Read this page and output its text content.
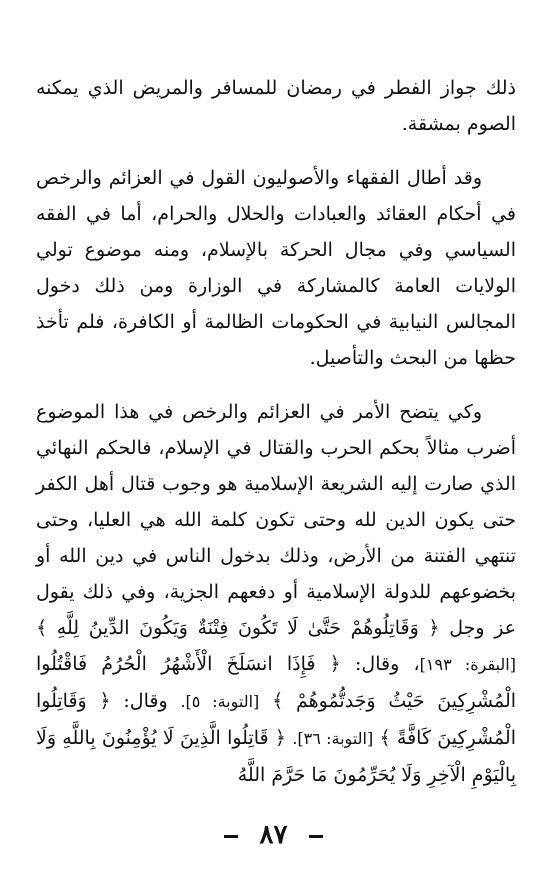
ذلك جواز الفطر في رمضان للمسافر والمريض الذي يمكنه الصوم بمشقة.

وقد أطال الفقهاء والأصوليون القول في العزائم والرخص في أحكام العقائد والعبادات والحلال والحرام، أما في الفقه السياسي وفي مجال الحركة بالإسلام، ومنه موضوع تولي الولايات العامة كالمشاركة في الوزارة ومن ذلك دخول المجالس النيابية في الحكومات الظالمة أو الكافرة، فلم تأخذ حظها من البحث والتأصيل.

وكي يتضح الأمر في العزائم والرخص في هذا الموضوع أضرب مثالاً بحكم الحرب والقتال في الإسلام، فالحكم النهائي الذي صارت إليه الشريعة الإسلامية هو وجوب قتال أهل الكفر حتى يكون الدين لله وحتى تكون كلمة الله هي العليا، وحتى تنتهي الفتنة من الأرض، وذلك بدخول الناس في دين الله أو بخضوعهم للدولة الإسلامية أو دفعهم الجزية، وفي ذلك يقول عز وجل ﴿ وَقَاتِلُوهُمْ حَتَّىٰ لَا تَكُونَ فِتْنَةٌ وَيَكُونَ الدِّينُ لِلَّهِ ﴾ [البقرة: ١٩٣]، وقال: ﴿ فَإِذَا انسَلَخَ الْأَشْهُرُ الْحُرُمُ فَاقْتُلُوا الْمُشْرِكِينَ حَيْثُ وَجَدتُّمُوهُمْ ﴾ [التوبة: ٥]. وقال: ﴿ وَقَاتِلُوا الْمُشْرِكِينَ كَافَّةً ﴾ [التوبة: ٣٦]. ﴿ قَاتِلُوا الَّذِينَ لَا يُؤْمِنُونَ بِاللَّهِ وَلَا بِالْيَوْمِ الْآخِرِ وَلَا يُحَرِّمُونَ مَا حَرَّمَ اللَّهُ

٨٧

Stated exercise – Find the lines above that include the string "العزائم" and copy them.

Exercise answer –
وقد أطال الفقهاء والأصوليون القول في العزائم والرخص في أحكام العقائد والعبادات والحلال والحرام، أما في الفقه السياسي وفي مجال الحركة بالإسلام، ومنه موضوع تولي الولايات العامة كالمشاركة في الوزارة ومن ذلك دخول المجالس النيابية في الحكومات الظالمة أو الكافرة، فلم تأخذ حظها من البحث والتأصيل.
وكي يتضح الأمر في العزائم والرخص في هذا الموضوع أضرب مثالاً بحكم الحرب والقتال في الإسلام، فالحكم النهائي الذي صارت إليه الشريعة الإسلامية هو وجوب قتال أهل الكفر حتى يكون الدين لله وحتى تكون كلمة الله هي العليا، وحتى تنتهي الفتنة من الأرض، وذلك بدخول الناس في دين الله أو بخضوعهم للدولة الإسلامية أو دفعهم الجزية، وفي ذلك يقول عز وجل ﴿ وَقَاتِلُوهُمْ حَتَّىٰ لَا تَكُونَ فِتْنَةٌ وَيَكُونَ الدِّينُ لِلَّهِ ﴾ [البقرة: ١٩٣]، وقال: ﴿ فَإِذَا انسَلَخَ الْأَشْهُرُ الْحُرُمُ فَاقْتُلُوا الْمُشْرِكِينَ حَيْثُ وَجَدتُّمُوهُمْ ﴾ [التوبة: ٥]. وقال: ﴿ وَقَاتِلُوا الْمُشْرِكِينَ كَافَّةً ﴾ [التوبة: ٣٦]. ﴿ قَاتِلُوا الَّذِينَ لَا يُؤْمِنُونَ بِاللَّهِ وَلَا بِالْيَوْمِ الْآخِرِ وَلَا يُحَرِّمُونَ مَا حَرَّمَ اللَّهُ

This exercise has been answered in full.